Find every line in the records that holds the string "note". Copy each one.

Records that describe figures:

■ ■ ■ ■

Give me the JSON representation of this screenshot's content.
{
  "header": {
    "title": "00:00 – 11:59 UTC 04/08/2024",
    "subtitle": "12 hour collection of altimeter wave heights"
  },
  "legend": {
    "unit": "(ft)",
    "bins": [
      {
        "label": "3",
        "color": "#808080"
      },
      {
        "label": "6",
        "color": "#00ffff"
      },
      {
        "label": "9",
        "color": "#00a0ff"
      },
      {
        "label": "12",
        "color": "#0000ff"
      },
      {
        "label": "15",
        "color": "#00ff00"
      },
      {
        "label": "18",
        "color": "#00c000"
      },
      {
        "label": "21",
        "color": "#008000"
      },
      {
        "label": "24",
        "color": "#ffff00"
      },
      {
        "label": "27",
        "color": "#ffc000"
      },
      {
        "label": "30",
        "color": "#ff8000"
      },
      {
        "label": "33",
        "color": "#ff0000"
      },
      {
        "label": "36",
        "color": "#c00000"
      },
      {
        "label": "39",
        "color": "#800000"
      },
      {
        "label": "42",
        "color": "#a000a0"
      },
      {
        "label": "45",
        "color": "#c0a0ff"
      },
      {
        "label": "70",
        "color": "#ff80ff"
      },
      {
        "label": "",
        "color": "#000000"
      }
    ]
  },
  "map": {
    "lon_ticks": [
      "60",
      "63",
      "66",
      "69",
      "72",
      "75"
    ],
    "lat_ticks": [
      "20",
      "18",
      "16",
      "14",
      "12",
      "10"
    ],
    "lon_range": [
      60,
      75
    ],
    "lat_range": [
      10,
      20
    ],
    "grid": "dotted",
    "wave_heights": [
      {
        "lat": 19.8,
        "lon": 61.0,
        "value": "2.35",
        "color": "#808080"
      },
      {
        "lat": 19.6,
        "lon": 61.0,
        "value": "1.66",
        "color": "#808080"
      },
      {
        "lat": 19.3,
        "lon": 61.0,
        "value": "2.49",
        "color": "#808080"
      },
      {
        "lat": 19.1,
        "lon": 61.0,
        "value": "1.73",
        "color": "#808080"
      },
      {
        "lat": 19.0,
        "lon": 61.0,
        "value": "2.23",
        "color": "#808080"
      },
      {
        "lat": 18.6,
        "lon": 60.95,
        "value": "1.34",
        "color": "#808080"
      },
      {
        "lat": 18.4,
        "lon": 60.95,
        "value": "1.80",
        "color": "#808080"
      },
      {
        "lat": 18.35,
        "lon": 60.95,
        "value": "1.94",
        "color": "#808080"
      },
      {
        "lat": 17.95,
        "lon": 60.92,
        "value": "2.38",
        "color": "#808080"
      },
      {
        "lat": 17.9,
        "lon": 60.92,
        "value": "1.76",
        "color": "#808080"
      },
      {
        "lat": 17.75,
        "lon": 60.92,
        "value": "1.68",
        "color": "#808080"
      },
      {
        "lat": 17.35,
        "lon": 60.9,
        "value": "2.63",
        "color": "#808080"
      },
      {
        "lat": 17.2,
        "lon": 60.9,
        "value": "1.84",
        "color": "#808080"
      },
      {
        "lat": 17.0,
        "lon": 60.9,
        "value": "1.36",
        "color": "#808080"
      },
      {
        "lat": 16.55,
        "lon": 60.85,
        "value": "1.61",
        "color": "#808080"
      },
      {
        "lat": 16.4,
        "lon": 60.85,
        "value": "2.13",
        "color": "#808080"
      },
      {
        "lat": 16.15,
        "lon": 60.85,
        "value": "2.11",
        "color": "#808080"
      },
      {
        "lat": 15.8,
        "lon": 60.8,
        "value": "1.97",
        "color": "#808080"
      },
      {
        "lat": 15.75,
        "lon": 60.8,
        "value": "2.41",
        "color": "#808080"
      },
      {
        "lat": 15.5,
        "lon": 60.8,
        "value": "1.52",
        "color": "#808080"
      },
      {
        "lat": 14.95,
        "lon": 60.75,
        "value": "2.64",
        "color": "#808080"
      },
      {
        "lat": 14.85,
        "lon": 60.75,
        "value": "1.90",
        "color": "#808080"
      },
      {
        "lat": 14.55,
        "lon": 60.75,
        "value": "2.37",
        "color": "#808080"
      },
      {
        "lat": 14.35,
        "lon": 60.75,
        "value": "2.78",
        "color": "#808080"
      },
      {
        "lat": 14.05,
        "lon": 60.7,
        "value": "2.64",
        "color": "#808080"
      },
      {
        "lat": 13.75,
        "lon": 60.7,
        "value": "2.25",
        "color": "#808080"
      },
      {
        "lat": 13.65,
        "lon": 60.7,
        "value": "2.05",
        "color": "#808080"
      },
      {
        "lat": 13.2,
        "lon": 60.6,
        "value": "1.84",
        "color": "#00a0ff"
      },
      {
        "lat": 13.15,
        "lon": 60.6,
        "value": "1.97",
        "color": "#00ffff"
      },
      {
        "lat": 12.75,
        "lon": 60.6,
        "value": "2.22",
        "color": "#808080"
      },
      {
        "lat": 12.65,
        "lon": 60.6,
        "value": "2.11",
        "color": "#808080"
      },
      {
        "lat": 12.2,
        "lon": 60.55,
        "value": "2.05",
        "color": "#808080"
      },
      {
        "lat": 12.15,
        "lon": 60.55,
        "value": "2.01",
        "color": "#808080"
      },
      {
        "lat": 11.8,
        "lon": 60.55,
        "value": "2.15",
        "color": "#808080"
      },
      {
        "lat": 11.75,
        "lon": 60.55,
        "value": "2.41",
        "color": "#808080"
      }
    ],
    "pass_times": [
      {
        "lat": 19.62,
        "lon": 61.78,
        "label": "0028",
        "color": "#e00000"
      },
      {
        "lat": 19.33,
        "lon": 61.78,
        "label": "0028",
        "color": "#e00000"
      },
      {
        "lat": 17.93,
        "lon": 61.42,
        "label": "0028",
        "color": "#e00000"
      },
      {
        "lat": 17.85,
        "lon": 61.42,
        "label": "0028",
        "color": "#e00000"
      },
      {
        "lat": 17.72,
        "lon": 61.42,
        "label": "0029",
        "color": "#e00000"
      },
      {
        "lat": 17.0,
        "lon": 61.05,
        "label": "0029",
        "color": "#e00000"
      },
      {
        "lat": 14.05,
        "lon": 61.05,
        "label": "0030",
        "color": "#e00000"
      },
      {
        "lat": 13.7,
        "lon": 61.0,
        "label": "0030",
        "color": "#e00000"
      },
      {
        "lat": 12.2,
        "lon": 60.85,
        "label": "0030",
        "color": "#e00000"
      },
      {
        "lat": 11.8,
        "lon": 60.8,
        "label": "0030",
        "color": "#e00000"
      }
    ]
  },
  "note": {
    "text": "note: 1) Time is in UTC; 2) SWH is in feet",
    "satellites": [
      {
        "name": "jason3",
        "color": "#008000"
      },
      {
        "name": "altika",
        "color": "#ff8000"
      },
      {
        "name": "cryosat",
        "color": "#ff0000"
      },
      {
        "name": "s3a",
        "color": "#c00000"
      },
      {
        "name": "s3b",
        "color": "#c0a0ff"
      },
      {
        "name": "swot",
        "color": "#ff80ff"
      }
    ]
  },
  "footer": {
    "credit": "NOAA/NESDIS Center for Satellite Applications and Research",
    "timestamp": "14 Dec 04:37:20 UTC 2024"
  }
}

■ ■ ■ ■

» Answer for the task:
  "note": {
    "text": "note: 1) Time is in UTC; 2) SWH is in feet",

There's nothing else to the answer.